Prompt A: Transcribe the passage on personal health budgets, everything from "Personal health budgets, or" down to "and regularly reviewed.".
Prompt B: Continue the passage on personal health budgets from the point at which it ends.

Text block:
::::::::::

Amid a continuing drive at for wholescale redesign of health services, another more subtle shift is taking place, to ensure that for a subset of people for whom traditional healthcare services don’t work, more personalised approaches become the norm.
Personal health budgets, or PHBs, have been described as a “breath of fresh air”.
I’ve heard people talk about personal health budgets as an attempt at privatisation, but that’s certainly not how I see it. For me this is a very real and exciting opportunity for individuals and their families to design healthcare approaches that genuinely take into account their needs and desired outcomes, in a holistic sense.
Personal health budgets are not about new money, but using existing money differently to meet people’s needs. At the centre of the budget is the care and support plan. This plan and the budget are then signed off by the individual’s NHS team, and regularly reviewed.
Take Thomas’ story as an example. Thomas has profound and multiple learning disabilities, and thanks to a personal health budget he has been able to move back home from a residential placement which was 100 miles away, where his care was not managed effectively. He and his family can now choose who looks after him and how he lives his life, in partnership with the local NHS team. This enables Thomas’s needs to be better met, and has reduced costs for the NHS as a result of a reduction in the number of unplanned hospital admissions.
In Leicestershire, our journey towards rolling out personal health budgets got into full swing in 2014, as the legal imperative to provide personal health budgets for people with Continuing Healthcare and continuing care for children drew closer. As the project manager, it was my responsibility to ensure that we could live up to this new ‘right to have’ in England from October 2014.

::::::::::

Bounding box prediction data

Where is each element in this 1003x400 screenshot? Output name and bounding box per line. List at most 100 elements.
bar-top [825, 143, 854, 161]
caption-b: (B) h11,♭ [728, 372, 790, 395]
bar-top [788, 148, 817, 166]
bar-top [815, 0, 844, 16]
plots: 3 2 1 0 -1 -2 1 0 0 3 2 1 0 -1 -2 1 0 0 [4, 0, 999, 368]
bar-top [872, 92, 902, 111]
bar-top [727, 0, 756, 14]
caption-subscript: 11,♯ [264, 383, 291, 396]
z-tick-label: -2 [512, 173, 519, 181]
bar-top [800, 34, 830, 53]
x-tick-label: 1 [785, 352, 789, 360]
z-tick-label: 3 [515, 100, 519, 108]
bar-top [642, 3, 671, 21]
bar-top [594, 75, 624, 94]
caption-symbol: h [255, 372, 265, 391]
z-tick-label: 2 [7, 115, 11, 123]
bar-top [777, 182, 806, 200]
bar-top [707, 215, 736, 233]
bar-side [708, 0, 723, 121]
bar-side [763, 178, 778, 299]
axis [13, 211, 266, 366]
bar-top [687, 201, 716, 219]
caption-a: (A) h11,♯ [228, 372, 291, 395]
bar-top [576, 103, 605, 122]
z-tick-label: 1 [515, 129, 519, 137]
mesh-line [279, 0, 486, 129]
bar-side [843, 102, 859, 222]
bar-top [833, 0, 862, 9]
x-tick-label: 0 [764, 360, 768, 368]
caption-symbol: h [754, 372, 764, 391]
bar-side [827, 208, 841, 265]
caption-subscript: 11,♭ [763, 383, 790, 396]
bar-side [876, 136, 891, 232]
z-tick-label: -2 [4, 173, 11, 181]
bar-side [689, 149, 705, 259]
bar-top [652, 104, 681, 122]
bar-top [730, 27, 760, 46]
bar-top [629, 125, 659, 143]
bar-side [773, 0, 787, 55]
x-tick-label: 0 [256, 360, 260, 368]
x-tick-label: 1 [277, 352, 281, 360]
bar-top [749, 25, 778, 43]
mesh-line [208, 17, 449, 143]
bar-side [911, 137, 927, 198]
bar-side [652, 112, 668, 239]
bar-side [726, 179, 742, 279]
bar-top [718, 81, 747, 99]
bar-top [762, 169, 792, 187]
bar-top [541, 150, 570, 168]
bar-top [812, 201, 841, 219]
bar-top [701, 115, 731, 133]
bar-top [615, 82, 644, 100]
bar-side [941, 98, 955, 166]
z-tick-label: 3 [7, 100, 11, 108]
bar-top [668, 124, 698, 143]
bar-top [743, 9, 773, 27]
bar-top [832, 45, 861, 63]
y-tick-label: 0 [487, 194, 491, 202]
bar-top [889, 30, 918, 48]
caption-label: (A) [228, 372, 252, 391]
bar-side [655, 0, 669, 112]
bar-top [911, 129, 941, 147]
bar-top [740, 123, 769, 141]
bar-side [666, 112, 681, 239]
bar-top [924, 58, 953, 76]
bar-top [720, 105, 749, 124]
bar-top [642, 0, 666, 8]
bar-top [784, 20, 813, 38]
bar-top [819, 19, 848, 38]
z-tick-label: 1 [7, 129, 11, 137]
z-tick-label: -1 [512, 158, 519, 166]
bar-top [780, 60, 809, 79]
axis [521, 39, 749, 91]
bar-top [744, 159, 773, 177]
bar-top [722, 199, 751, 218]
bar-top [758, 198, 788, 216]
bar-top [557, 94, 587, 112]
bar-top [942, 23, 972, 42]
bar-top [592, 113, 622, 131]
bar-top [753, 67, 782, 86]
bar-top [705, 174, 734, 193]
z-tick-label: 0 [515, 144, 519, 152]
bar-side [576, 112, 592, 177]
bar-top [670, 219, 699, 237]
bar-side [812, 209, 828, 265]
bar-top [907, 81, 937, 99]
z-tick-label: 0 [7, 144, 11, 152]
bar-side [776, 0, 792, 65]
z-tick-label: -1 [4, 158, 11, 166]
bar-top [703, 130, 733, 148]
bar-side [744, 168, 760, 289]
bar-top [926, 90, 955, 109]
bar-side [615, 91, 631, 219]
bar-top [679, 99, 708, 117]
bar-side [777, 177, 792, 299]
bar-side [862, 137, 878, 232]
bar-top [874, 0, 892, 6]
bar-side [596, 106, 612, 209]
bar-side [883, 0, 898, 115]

::::::::::

Task answer A:
Personal health budgets, or PHBs, have been described as a “breath of fresh air”.
I’ve heard people talk about personal health budgets as an attempt at privatisation, but that’s certainly not how I see it. For me this is a very real and exciting opportunity for individuals and their families to design healthcare approaches that genuinely take into account their needs and desired outcomes, in a holistic sense.
Personal health budgets are not about new money, but using existing money differently to meet people’s needs. At the centre of the budget is the care and support plan. This plan and the budget are then signed off by the individual’s NHS team, and regularly reviewed.

Task answer B:
From the outset, I knew that buy-in from our senior leaders was essential in order to move this forward, and given the number of enquiries we had already received, my concerns were not about demand from patients. So one of the first steps I took was to hold an integration workshop for CCG colleagues, along with colleagues from the local authority. Personal budgets have been around for a number of years in social care, and unlike most of our chief officers in the CCG, colleagues from the local authority were comfortable with the common principles that underpin both personal budgets and personal health budgets.
Given the nervousness I had seen around personal health budgets at our CCG, in the first integration workshop I asked chief officers to make a model giraffe. This might sound like an odd activity, but it had a purpose. Some groups’ giraffes had longer necks than others, and all were different shades of yellow. I used this as an analogy for personal health budgets, to help my colleagues understand that patients need individualised solutions, just like the diverse range of ‘model giraffes’ we had created.
This was a real lightbulb moment, and so began a shift in attitude, which was solidified further by a second integration workshop where representatives from PeopleHub shared stories like Thomas’, which helped enormously to ground our ideas in what this means for patients.
Alongside this cultural shift, central to my role was significant work to put in place updated policy documentation and establish new procedures and processes. We knew that our approach needed to be sustainable and robust, as it was clear early on that the personal health budgets would expand beyond Continuing Healthcare and continuing care.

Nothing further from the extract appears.